Input for this task:

-------------------------

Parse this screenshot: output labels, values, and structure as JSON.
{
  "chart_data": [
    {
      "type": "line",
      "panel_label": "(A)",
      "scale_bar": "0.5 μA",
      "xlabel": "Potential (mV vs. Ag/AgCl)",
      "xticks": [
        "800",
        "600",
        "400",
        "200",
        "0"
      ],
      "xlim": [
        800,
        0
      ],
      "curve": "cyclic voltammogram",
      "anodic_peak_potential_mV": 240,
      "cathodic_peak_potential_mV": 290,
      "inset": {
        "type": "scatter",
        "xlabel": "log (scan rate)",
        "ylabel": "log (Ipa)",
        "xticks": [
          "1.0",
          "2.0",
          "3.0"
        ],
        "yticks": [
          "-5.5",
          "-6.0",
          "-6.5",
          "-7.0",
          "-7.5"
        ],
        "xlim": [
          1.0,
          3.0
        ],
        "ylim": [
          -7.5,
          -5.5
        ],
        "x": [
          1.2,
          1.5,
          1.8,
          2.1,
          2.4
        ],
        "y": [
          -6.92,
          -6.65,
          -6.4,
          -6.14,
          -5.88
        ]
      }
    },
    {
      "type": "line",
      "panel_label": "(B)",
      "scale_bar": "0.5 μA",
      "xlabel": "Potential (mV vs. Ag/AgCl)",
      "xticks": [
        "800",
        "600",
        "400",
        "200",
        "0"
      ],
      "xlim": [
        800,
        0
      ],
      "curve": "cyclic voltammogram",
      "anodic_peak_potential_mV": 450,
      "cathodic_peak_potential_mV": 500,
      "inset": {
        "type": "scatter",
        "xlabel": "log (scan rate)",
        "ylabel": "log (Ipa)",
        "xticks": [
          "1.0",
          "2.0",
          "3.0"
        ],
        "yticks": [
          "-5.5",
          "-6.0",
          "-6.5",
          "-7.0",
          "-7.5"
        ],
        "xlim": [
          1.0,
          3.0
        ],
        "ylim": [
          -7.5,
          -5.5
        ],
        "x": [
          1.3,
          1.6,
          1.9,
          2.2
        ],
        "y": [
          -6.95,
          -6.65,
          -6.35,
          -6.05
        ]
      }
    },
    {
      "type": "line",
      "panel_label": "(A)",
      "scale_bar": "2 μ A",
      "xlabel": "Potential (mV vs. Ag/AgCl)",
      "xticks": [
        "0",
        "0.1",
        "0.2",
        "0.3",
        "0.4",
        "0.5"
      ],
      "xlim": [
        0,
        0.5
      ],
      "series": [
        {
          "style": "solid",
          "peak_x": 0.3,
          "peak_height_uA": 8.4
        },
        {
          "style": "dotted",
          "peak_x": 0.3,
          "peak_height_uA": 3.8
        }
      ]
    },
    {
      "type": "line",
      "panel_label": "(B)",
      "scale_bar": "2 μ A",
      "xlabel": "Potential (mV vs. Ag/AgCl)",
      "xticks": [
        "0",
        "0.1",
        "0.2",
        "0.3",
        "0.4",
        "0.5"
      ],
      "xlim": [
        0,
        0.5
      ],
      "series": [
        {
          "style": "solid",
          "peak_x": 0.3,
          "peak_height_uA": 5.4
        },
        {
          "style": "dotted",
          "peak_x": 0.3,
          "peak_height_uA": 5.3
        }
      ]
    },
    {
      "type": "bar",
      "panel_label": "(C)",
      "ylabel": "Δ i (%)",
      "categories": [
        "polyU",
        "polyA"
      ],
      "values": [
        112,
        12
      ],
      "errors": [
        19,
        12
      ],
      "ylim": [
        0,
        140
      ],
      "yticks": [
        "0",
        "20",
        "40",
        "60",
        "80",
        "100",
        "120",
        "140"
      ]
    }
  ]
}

-------------------------

Problem requirements: Extract the whole listing, character for character.

Output below:
Parse this screenshot: output labels, values, and structure as JSON.
{
  "chart_data": [
    {
      "type": "line",
      "panel_label": "(A)",
      "scale_bar": "0.5 μA",
      "xlabel": "Potential (mV vs. Ag/AgCl)",
      "xticks": [
        "800",
        "600",
        "400",
        "200",
        "0"
      ],
      "xlim": [
        800,
        0
      ],
      "curve": "cyclic voltammogram",
      "anodic_peak_potential_mV": 240,
      "cathodic_peak_potential_mV": 290,
      "inset": {
        "type": "scatter",
        "xlabel": "log (scan rate)",
        "ylabel": "log (Ipa)",
        "xticks": [
          "1.0",
          "2.0",
          "3.0"
        ],
        "yticks": [
          "-5.5",
          "-6.0",
          "-6.5",
          "-7.0",
          "-7.5"
        ],
        "xlim": [
          1.0,
          3.0
        ],
        "ylim": [
          -7.5,
          -5.5
        ],
        "x": [
          1.2,
          1.5,
          1.8,
          2.1,
          2.4
        ],
        "y": [
          -6.92,
          -6.65,
          -6.4,
          -6.14,
          -5.88
        ]
      }
    },
    {
      "type": "line",
      "panel_label": "(B)",
      "scale_bar": "0.5 μA",
      "xlabel": "Potential (mV vs. Ag/AgCl)",
      "xticks": [
        "800",
        "600",
        "400",
        "200",
        "0"
      ],
      "xlim": [
        800,
        0
      ],
      "curve": "cyclic voltammogram",
      "anodic_peak_potential_mV": 450,
      "cathodic_peak_potential_mV": 500,
      "inset": {
        "type": "scatter",
        "xlabel": "log (scan rate)",
        "ylabel": "log (Ipa)",
        "xticks": [
          "1.0",
          "2.0",
          "3.0"
        ],
        "yticks": [
          "-5.5",
          "-6.0",
          "-6.5",
          "-7.0",
          "-7.5"
        ],
        "xlim": [
          1.0,
          3.0
        ],
        "ylim": [
          -7.5,
          -5.5
        ],
        "x": [
          1.3,
          1.6,
          1.9,
          2.2
        ],
        "y": [
          -6.95,
          -6.65,
          -6.35,
          -6.05
        ]
      }
    },
    {
      "type": "line",
      "panel_label": "(A)",
      "scale_bar": "2 μ A",
      "xlabel": "Potential (mV vs. Ag/AgCl)",
      "xticks": [
        "0",
        "0.1",
        "0.2",
        "0.3",
        "0.4",
        "0.5"
      ],
      "xlim": [
        0,
        0.5
      ],
      "series": [
        {
          "style": "solid",
          "peak_x": 0.3,
          "peak_height_uA": 8.4
        },
        {
          "style": "dotted",
          "peak_x": 0.3,
          "peak_height_uA": 3.8
        }
      ]
    },
    {
      "type": "line",
      "panel_label": "(B)",
      "scale_bar": "2 μ A",
      "xlabel": "Potential (mV vs. Ag/AgCl)",
      "xticks": [
        "0",
        "0.1",
        "0.2",
        "0.3",
        "0.4",
        "0.5"
      ],
      "xlim": [
        0,
        0.5
      ],
      "series": [
        {
          "style": "solid",
          "peak_x": 0.3,
          "peak_height_uA": 5.4
        },
        {
          "style": "dotted",
          "peak_x": 0.3,
          "peak_height_uA": 5.3
        }
      ]
    },
    {
      "type": "bar",
      "panel_label": "(C)",
      "ylabel": "Δ i (%)",
      "categories": [
        "polyU",
        "polyA"
      ],
      "values": [
        112,
        12
      ],
      "errors": [
        19,
        12
      ],
      "ylim": [
        0,
        140
      ],
      "yticks": [
        "0",
        "20",
        "40",
        "60",
        "80",
        "100",
        "120",
        "140"
      ]
    }
  ]
}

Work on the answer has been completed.